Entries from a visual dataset
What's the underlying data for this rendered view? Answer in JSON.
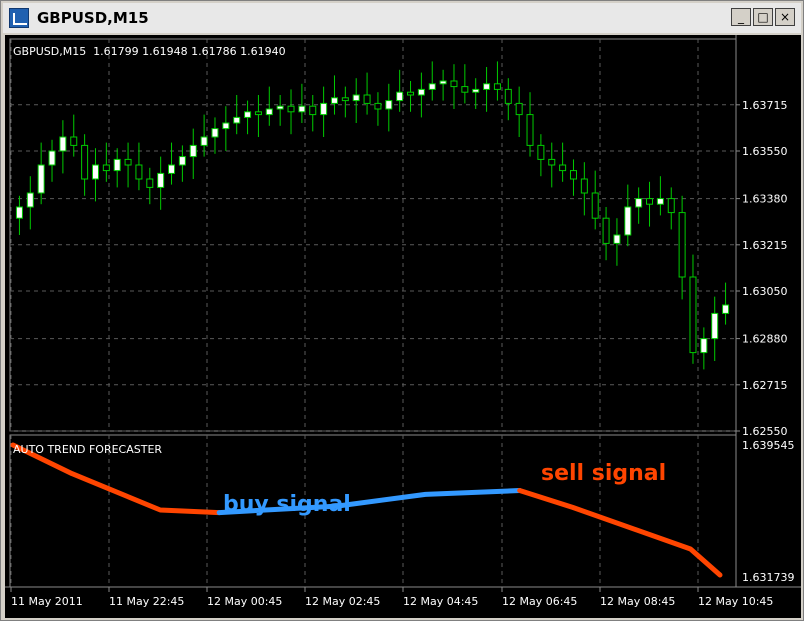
{
  "window": {
    "title": "GBPUSD,M15",
    "min_glyph": "_",
    "max_glyph": "□",
    "close_glyph": "×"
  },
  "chart_header": "GBPUSD,M15  1.61799 1.61948 1.61786 1.61940",
  "indicator_header": "AUTO TREND FORECASTER",
  "annotations": {
    "buy": "buy signal",
    "sell": "sell signal"
  },
  "colors": {
    "background": "#000000",
    "grid": "#5a5a5a",
    "bull_candle": "#ffffff",
    "wick": "#00cc00",
    "buy_line": "#3399ff",
    "sell_line": "#ff4500",
    "text": "#ffffff"
  },
  "chart_data": [
    {
      "type": "candlestick",
      "title": "GBPUSD,M15",
      "ylim": [
        1.6255,
        1.6395
      ],
      "y_ticks": [
        "1.63715",
        "1.63550",
        "1.63380",
        "1.63215",
        "1.63050",
        "1.62880",
        "1.62715",
        "1.62550"
      ],
      "x_ticks": [
        "11 May 2011",
        "11 May 22:45",
        "12 May 00:45",
        "12 May 02:45",
        "12 May 04:45",
        "12 May 06:45",
        "12 May 08:45",
        "12 May 10:45"
      ]
    },
    {
      "type": "line",
      "title": "AUTO TREND FORECASTER",
      "y_ticks": [
        "1.639545",
        "1.631739"
      ],
      "series": [
        {
          "name": "sell",
          "color": "#ff4500",
          "points": [
            [
              0,
              100
            ],
            [
              10,
              78
            ],
            [
              25,
              50
            ],
            [
              35,
              48
            ]
          ]
        },
        {
          "name": "buy",
          "color": "#3399ff",
          "points": [
            [
              35,
              48
            ],
            [
              55,
              53
            ],
            [
              70,
              62
            ],
            [
              86,
              65
            ]
          ]
        },
        {
          "name": "sell",
          "color": "#ff4500",
          "points": [
            [
              86,
              65
            ],
            [
              95,
              52
            ],
            [
              115,
              20
            ],
            [
              120,
              0
            ]
          ]
        }
      ]
    }
  ]
}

**TASK BRIEF**
Pick each line holding the word "AUTO" out of the data and copy it.

**RESPONSE BELOW**
  "indicator_header": "AUTO TREND FORECASTER",
      "title": "AUTO TREND FORECASTER",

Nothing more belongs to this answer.